Excerpt from a dataset
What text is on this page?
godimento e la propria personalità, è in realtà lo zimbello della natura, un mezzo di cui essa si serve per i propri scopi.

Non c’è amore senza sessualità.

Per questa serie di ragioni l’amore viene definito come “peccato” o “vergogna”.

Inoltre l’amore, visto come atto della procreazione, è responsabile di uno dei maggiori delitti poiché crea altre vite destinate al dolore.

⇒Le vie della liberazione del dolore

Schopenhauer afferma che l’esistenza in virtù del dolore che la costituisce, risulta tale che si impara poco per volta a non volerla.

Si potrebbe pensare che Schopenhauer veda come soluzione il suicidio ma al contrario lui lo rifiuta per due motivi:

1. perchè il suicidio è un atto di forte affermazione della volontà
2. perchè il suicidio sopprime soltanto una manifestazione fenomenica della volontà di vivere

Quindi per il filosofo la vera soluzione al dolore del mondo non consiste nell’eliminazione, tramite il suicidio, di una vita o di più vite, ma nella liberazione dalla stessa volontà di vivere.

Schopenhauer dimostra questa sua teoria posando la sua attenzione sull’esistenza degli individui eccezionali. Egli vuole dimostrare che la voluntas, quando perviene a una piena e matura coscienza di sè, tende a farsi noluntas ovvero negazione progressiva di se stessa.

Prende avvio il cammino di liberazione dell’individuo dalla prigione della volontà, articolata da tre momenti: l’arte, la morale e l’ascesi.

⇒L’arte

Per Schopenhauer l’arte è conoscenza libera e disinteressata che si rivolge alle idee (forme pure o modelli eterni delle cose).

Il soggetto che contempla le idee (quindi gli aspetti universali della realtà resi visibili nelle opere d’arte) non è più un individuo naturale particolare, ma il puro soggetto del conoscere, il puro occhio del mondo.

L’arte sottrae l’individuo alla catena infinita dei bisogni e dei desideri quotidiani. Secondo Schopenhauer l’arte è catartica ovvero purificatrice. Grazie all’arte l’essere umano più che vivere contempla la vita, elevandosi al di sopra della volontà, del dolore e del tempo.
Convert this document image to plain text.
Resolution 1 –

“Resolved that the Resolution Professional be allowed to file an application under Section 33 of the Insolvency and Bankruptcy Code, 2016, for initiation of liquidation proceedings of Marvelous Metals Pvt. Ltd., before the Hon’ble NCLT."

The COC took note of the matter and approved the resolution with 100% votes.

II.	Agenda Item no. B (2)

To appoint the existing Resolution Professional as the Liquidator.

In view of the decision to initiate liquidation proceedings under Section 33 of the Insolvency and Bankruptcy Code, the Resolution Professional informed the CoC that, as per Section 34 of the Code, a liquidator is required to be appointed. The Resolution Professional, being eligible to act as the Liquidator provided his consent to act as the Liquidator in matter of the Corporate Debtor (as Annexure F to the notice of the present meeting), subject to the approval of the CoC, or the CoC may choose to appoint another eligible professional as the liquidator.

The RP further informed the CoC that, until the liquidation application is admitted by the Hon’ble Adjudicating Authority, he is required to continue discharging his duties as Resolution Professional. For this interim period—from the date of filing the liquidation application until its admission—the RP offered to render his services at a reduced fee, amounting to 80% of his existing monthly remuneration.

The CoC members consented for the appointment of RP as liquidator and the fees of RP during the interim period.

# TASK STATEMENT
Reproduce the listing above word for word.

# RESPONSE TO THE EXERCISE
What text is on this page?
godimento e la propria personalità, è in realtà lo zimbello della natura, un mezzo di cui essa si serve per i propri scopi.

Non c’è amore senza sessualità.

Per questa serie di ragioni l’amore viene definito come “peccato” o “vergogna”.

Inoltre l’amore, visto come atto della procreazione, è responsabile di uno dei maggiori delitti poiché crea altre vite destinate al dolore.

⇒Le vie della liberazione del dolore

Schopenhauer afferma che l’esistenza in virtù del dolore che la costituisce, risulta tale che si impara poco per volta a non volerla.

Si potrebbe pensare che Schopenhauer veda come soluzione il suicidio ma al contrario lui lo rifiuta per due motivi:

1. perchè il suicidio è un atto di forte affermazione della volontà
2. perchè il suicidio sopprime soltanto una manifestazione fenomenica della volontà di vivere

Quindi per il filosofo la vera soluzione al dolore del mondo non consiste nell’eliminazione, tramite il suicidio, di una vita o di più vite, ma nella liberazione dalla stessa volontà di vivere.

Schopenhauer dimostra questa sua teoria posando la sua attenzione sull’esistenza degli individui eccezionali. Egli vuole dimostrare che la voluntas, quando perviene a una piena e matura coscienza di sè, tende a farsi noluntas ovvero negazione progressiva di se stessa.

Prende avvio il cammino di liberazione dell’individuo dalla prigione della volontà, articolata da tre momenti: l’arte, la morale e l’ascesi.

⇒L’arte

Per Schopenhauer l’arte è conoscenza libera e disinteressata che si rivolge alle idee (forme pure o modelli eterni delle cose).

Il soggetto che contempla le idee (quindi gli aspetti universali della realtà resi visibili nelle opere d’arte) non è più un individuo naturale particolare, ma il puro soggetto del conoscere, il puro occhio del mondo.

L’arte sottrae l’individuo alla catena infinita dei bisogni e dei desideri quotidiani. Secondo Schopenhauer l’arte è catartica ovvero purificatrice. Grazie all’arte l’essere umano più che vivere contempla la vita, elevandosi al di sopra della volontà, del dolore e del tempo.
Convert this document image to plain text.
Resolution 1 –

“Resolved that the Resolution Professional be allowed to file an application under Section 33 of the Insolvency and Bankruptcy Code, 2016, for initiation of liquidation proceedings of Marvelous Metals Pvt. Ltd., before the Hon’ble NCLT."

The COC took note of the matter and approved the resolution with 100% votes.

II.	Agenda Item no. B (2)

To appoint the existing Resolution Professional as the Liquidator.

In view of the decision to initiate liquidation proceedings under Section 33 of the Insolvency and Bankruptcy Code, the Resolution Professional informed the CoC that, as per Section 34 of the Code, a liquidator is required to be appointed. The Resolution Professional, being eligible to act as the Liquidator provided his consent to act as the Liquidator in matter of the Corporate Debtor (as Annexure F to the notice of the present meeting), subject to the approval of the CoC, or the CoC may choose to appoint another eligible professional as the liquidator.

The RP further informed the CoC that, until the liquidation application is admitted by the Hon’ble Adjudicating Authority, he is required to continue discharging his duties as Resolution Professional. For this interim period—from the date of filing the liquidation application until its admission—the RP offered to render his services at a reduced fee, amounting to 80% of his existing monthly remuneration.

The CoC members consented for the appointment of RP as liquidator and the fees of RP during the interim period.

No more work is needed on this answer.